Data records
■ ■ ■ ■
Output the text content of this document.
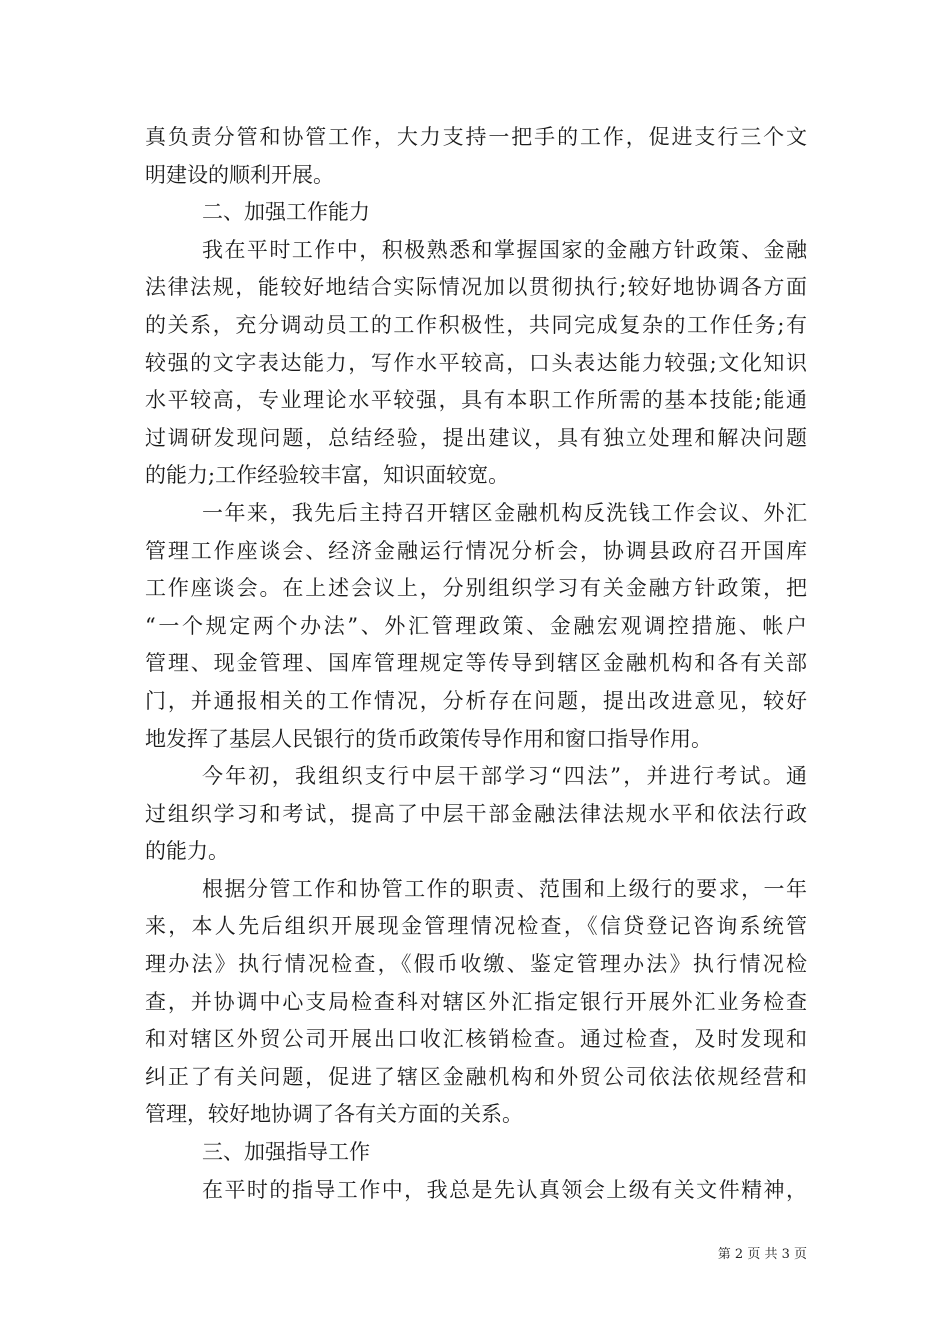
真负责分管和协管工作，大力支持一把手的工作，促进支行三个文
明建设的顺利开展。
二、加强工作能力
我在平时工作中，积极熟悉和掌握国家的金融方针政策、金融
法律法规，能较好地结合实际情况加以贯彻执行;较好地协调各方面
的关系，充分调动员工的工作积极性，共同完成复杂的工作任务;有
较强的文字表达能力，写作水平较高，口头表达能力较强;文化知识
水平较高，专业理论水平较强，具有本职工作所需的基本技能;能通
过调研发现问题，总结经验，提出建议，具有独立处理和解决问题
的能力;工作经验较丰富，知识面较宽。
一年来，我先后主持召开辖区金融机构反洗钱工作会议、外汇
管理工作座谈会、经济金融运行情况分析会，协调县政府召开国库
工作座谈会。在上述会议上，分别组织学习有关金融方针政策，把
“一个规定两个办法”、外汇管理政策、金融宏观调控措施、帐户
管理、现金管理、国库管理规定等传导到辖区金融机构和各有关部
门，并通报相关的工作情况，分析存在问题，提出改进意见，较好
地发挥了基层人民银行的货币政策传导作用和窗口指导作用。
今年初，我组织支行中层干部学习“四法”，并进行考试。通
过组织学习和考试，提高了中层干部金融法律法规水平和依法行政
的能力。
根据分管工作和协管工作的职责、范围和上级行的要求，一年
来，本人先后组织开展现金管理情况检查，《信贷登记咨询系统管
理办法》执行情况检查，《假币收缴、鉴定管理办法》执行情况检
查，并协调中心支局检查科对辖区外汇指定银行开展外汇业务检查
和对辖区外贸公司开展出口收汇核销检查。通过检查，及时发现和
纠正了有关问题，促进了辖区金融机构和外贸公司依法依规经营和
管理，较好地协调了各有关方面的关系。
三、加强指导工作
在平时的指导工作中，我总是先认真领会上级有关文件精神，
第 2 页 共 3 页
■ ■ ■ ■
Task directions
Without including the pictures, reproduce all entries exactly.

Reply
Output the text content of this document.
真负责分管和协管工作，大力支持一把手的工作，促进支行三个文
明建设的顺利开展。
二、加强工作能力
我在平时工作中，积极熟悉和掌握国家的金融方针政策、金融
法律法规，能较好地结合实际情况加以贯彻执行;较好地协调各方面
的关系，充分调动员工的工作积极性，共同完成复杂的工作任务;有
较强的文字表达能力，写作水平较高，口头表达能力较强;文化知识
水平较高，专业理论水平较强，具有本职工作所需的基本技能;能通
过调研发现问题，总结经验，提出建议，具有独立处理和解决问题
的能力;工作经验较丰富，知识面较宽。
一年来，我先后主持召开辖区金融机构反洗钱工作会议、外汇
管理工作座谈会、经济金融运行情况分析会，协调县政府召开国库
工作座谈会。在上述会议上，分别组织学习有关金融方针政策，把
“一个规定两个办法”、外汇管理政策、金融宏观调控措施、帐户
管理、现金管理、国库管理规定等传导到辖区金融机构和各有关部
门，并通报相关的工作情况，分析存在问题，提出改进意见，较好
地发挥了基层人民银行的货币政策传导作用和窗口指导作用。
今年初，我组织支行中层干部学习“四法”，并进行考试。通
过组织学习和考试，提高了中层干部金融法律法规水平和依法行政
的能力。
根据分管工作和协管工作的职责、范围和上级行的要求，一年
来，本人先后组织开展现金管理情况检查，《信贷登记咨询系统管
理办法》执行情况检查，《假币收缴、鉴定管理办法》执行情况检
查，并协调中心支局检查科对辖区外汇指定银行开展外汇业务检查
和对辖区外贸公司开展出口收汇核销检查。通过检查，及时发现和
纠正了有关问题，促进了辖区金融机构和外贸公司依法依规经营和
管理，较好地协调了各有关方面的关系。
三、加强指导工作
在平时的指导工作中，我总是先认真领会上级有关文件精神，
第 2 页 共 3 页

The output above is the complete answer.